# start of Data for processing

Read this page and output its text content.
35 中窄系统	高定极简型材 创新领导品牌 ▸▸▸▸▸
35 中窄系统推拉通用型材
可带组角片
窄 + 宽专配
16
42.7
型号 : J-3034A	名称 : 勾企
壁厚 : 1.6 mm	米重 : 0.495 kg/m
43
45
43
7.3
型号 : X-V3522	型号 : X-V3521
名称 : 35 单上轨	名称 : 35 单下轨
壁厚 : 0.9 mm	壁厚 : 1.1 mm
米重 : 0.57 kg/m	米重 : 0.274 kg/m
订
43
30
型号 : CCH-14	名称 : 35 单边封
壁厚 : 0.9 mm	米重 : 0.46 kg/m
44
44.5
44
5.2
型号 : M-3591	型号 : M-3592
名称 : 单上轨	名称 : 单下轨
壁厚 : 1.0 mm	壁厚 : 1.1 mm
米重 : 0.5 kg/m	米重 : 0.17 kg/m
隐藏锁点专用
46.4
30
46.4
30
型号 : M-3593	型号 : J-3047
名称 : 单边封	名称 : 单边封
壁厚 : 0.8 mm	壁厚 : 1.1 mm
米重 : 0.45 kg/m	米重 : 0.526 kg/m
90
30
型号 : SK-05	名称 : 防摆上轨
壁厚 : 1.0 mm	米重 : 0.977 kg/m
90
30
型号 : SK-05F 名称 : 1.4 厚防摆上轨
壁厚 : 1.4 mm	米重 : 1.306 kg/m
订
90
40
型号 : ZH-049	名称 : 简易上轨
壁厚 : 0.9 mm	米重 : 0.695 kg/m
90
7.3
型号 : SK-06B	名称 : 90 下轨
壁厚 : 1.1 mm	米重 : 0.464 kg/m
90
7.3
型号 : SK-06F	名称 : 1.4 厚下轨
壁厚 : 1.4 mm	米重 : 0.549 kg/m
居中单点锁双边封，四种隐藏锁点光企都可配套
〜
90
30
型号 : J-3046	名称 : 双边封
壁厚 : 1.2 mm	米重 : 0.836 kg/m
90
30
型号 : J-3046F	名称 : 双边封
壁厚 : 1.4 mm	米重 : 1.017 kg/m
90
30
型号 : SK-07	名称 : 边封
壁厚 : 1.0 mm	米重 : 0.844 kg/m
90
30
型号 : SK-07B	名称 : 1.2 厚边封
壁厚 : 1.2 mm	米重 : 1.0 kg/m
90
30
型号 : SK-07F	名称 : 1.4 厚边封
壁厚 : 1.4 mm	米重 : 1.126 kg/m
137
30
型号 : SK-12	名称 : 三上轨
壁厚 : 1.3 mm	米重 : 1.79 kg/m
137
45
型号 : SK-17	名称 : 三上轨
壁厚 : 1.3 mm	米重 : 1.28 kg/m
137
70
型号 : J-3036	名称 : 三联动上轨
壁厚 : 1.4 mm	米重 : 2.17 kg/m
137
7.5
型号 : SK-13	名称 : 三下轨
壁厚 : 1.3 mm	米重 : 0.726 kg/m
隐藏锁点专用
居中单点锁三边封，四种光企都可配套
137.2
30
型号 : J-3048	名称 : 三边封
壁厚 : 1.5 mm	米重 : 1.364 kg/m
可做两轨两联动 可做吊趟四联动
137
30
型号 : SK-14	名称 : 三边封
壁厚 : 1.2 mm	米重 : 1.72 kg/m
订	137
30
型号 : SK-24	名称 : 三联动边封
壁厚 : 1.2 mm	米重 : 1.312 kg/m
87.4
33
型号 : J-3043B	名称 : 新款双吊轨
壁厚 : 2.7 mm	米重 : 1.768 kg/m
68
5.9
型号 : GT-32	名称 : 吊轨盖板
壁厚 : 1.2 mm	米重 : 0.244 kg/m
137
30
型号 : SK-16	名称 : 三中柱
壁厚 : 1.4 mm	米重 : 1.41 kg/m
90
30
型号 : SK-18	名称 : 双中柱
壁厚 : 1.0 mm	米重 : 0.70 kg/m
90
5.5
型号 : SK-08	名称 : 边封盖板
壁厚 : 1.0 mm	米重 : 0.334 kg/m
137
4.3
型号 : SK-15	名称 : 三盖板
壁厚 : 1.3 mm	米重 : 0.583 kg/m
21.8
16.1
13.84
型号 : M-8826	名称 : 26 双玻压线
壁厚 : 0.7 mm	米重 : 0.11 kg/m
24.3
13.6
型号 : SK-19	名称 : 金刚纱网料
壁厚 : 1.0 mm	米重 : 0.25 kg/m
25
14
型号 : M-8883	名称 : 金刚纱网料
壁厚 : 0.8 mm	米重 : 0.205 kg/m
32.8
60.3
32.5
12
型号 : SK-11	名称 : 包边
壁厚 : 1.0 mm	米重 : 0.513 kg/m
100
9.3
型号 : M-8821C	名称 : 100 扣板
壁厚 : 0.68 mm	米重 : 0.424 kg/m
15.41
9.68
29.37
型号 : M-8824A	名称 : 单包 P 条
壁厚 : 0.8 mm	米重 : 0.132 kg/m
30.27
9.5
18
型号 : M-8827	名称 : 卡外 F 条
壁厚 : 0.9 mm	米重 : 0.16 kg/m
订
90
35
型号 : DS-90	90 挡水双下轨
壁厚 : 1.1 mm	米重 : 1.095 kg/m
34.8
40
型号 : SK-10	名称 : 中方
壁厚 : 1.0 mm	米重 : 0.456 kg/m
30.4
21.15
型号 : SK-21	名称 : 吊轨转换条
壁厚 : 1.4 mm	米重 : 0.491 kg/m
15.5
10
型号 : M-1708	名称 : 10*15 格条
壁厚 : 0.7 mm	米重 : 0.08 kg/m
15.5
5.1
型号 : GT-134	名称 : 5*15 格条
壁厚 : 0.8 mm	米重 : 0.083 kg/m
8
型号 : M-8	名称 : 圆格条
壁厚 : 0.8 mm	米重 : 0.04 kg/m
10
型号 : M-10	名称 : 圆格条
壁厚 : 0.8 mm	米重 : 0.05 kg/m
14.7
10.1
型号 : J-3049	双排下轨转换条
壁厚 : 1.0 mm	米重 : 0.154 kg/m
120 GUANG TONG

# end of Data for processing

* Exercise goal:
Copy out all of the lines above exactly.

* The reply:
Read this page and output its text content.
35 中窄系统	高定极简型材 创新领导品牌 ▸▸▸▸▸
35 中窄系统推拉通用型材
可带组角片
窄 + 宽专配
16
42.7
型号 : J-3034A	名称 : 勾企
壁厚 : 1.6 mm	米重 : 0.495 kg/m
43
45
43
7.3
型号 : X-V3522	型号 : X-V3521
名称 : 35 单上轨	名称 : 35 单下轨
壁厚 : 0.9 mm	壁厚 : 1.1 mm
米重 : 0.57 kg/m	米重 : 0.274 kg/m
订
43
30
型号 : CCH-14	名称 : 35 单边封
壁厚 : 0.9 mm	米重 : 0.46 kg/m
44
44.5
44
5.2
型号 : M-3591	型号 : M-3592
名称 : 单上轨	名称 : 单下轨
壁厚 : 1.0 mm	壁厚 : 1.1 mm
米重 : 0.5 kg/m	米重 : 0.17 kg/m
隐藏锁点专用
46.4
30
46.4
30
型号 : M-3593	型号 : J-3047
名称 : 单边封	名称 : 单边封
壁厚 : 0.8 mm	壁厚 : 1.1 mm
米重 : 0.45 kg/m	米重 : 0.526 kg/m
90
30
型号 : SK-05	名称 : 防摆上轨
壁厚 : 1.0 mm	米重 : 0.977 kg/m
90
30
型号 : SK-05F 名称 : 1.4 厚防摆上轨
壁厚 : 1.4 mm	米重 : 1.306 kg/m
订
90
40
型号 : ZH-049	名称 : 简易上轨
壁厚 : 0.9 mm	米重 : 0.695 kg/m
90
7.3
型号 : SK-06B	名称 : 90 下轨
壁厚 : 1.1 mm	米重 : 0.464 kg/m
90
7.3
型号 : SK-06F	名称 : 1.4 厚下轨
壁厚 : 1.4 mm	米重 : 0.549 kg/m
居中单点锁双边封，四种隐藏锁点光企都可配套
〜
90
30
型号 : J-3046	名称 : 双边封
壁厚 : 1.2 mm	米重 : 0.836 kg/m
90
30
型号 : J-3046F	名称 : 双边封
壁厚 : 1.4 mm	米重 : 1.017 kg/m
90
30
型号 : SK-07	名称 : 边封
壁厚 : 1.0 mm	米重 : 0.844 kg/m
90
30
型号 : SK-07B	名称 : 1.2 厚边封
壁厚 : 1.2 mm	米重 : 1.0 kg/m
90
30
型号 : SK-07F	名称 : 1.4 厚边封
壁厚 : 1.4 mm	米重 : 1.126 kg/m
137
30
型号 : SK-12	名称 : 三上轨
壁厚 : 1.3 mm	米重 : 1.79 kg/m
137
45
型号 : SK-17	名称 : 三上轨
壁厚 : 1.3 mm	米重 : 1.28 kg/m
137
70
型号 : J-3036	名称 : 三联动上轨
壁厚 : 1.4 mm	米重 : 2.17 kg/m
137
7.5
型号 : SK-13	名称 : 三下轨
壁厚 : 1.3 mm	米重 : 0.726 kg/m
隐藏锁点专用
居中单点锁三边封，四种光企都可配套
137.2
30
型号 : J-3048	名称 : 三边封
壁厚 : 1.5 mm	米重 : 1.364 kg/m
可做两轨两联动 可做吊趟四联动
137
30
型号 : SK-14	名称 : 三边封
壁厚 : 1.2 mm	米重 : 1.72 kg/m
订	137
30
型号 : SK-24	名称 : 三联动边封
壁厚 : 1.2 mm	米重 : 1.312 kg/m
87.4
33
型号 : J-3043B	名称 : 新款双吊轨
壁厚 : 2.7 mm	米重 : 1.768 kg/m
68
5.9
型号 : GT-32	名称 : 吊轨盖板
壁厚 : 1.2 mm	米重 : 0.244 kg/m
137
30
型号 : SK-16	名称 : 三中柱
壁厚 : 1.4 mm	米重 : 1.41 kg/m
90
30
型号 : SK-18	名称 : 双中柱
壁厚 : 1.0 mm	米重 : 0.70 kg/m
90
5.5
型号 : SK-08	名称 : 边封盖板
壁厚 : 1.0 mm	米重 : 0.334 kg/m
137
4.3
型号 : SK-15	名称 : 三盖板
壁厚 : 1.3 mm	米重 : 0.583 kg/m
21.8
16.1
13.84
型号 : M-8826	名称 : 26 双玻压线
壁厚 : 0.7 mm	米重 : 0.11 kg/m
24.3
13.6
型号 : SK-19	名称 : 金刚纱网料
壁厚 : 1.0 mm	米重 : 0.25 kg/m
25
14
型号 : M-8883	名称 : 金刚纱网料
壁厚 : 0.8 mm	米重 : 0.205 kg/m
32.8
60.3
32.5
12
型号 : SK-11	名称 : 包边
壁厚 : 1.0 mm	米重 : 0.513 kg/m
100
9.3
型号 : M-8821C	名称 : 100 扣板
壁厚 : 0.68 mm	米重 : 0.424 kg/m
15.41
9.68
29.37
型号 : M-8824A	名称 : 单包 P 条
壁厚 : 0.8 mm	米重 : 0.132 kg/m
30.27
9.5
18
型号 : M-8827	名称 : 卡外 F 条
壁厚 : 0.9 mm	米重 : 0.16 kg/m
订
90
35
型号 : DS-90	90 挡水双下轨
壁厚 : 1.1 mm	米重 : 1.095 kg/m
34.8
40
型号 : SK-10	名称 : 中方
壁厚 : 1.0 mm	米重 : 0.456 kg/m
30.4
21.15
型号 : SK-21	名称 : 吊轨转换条
壁厚 : 1.4 mm	米重 : 0.491 kg/m
15.5
10
型号 : M-1708	名称 : 10*15 格条
壁厚 : 0.7 mm	米重 : 0.08 kg/m
15.5
5.1
型号 : GT-134	名称 : 5*15 格条
壁厚 : 0.8 mm	米重 : 0.083 kg/m
8
型号 : M-8	名称 : 圆格条
壁厚 : 0.8 mm	米重 : 0.04 kg/m
10
型号 : M-10	名称 : 圆格条
壁厚 : 0.8 mm	米重 : 0.05 kg/m
14.7
10.1
型号 : J-3049	双排下轨转换条
壁厚 : 1.0 mm	米重 : 0.154 kg/m
120 GUANG TONG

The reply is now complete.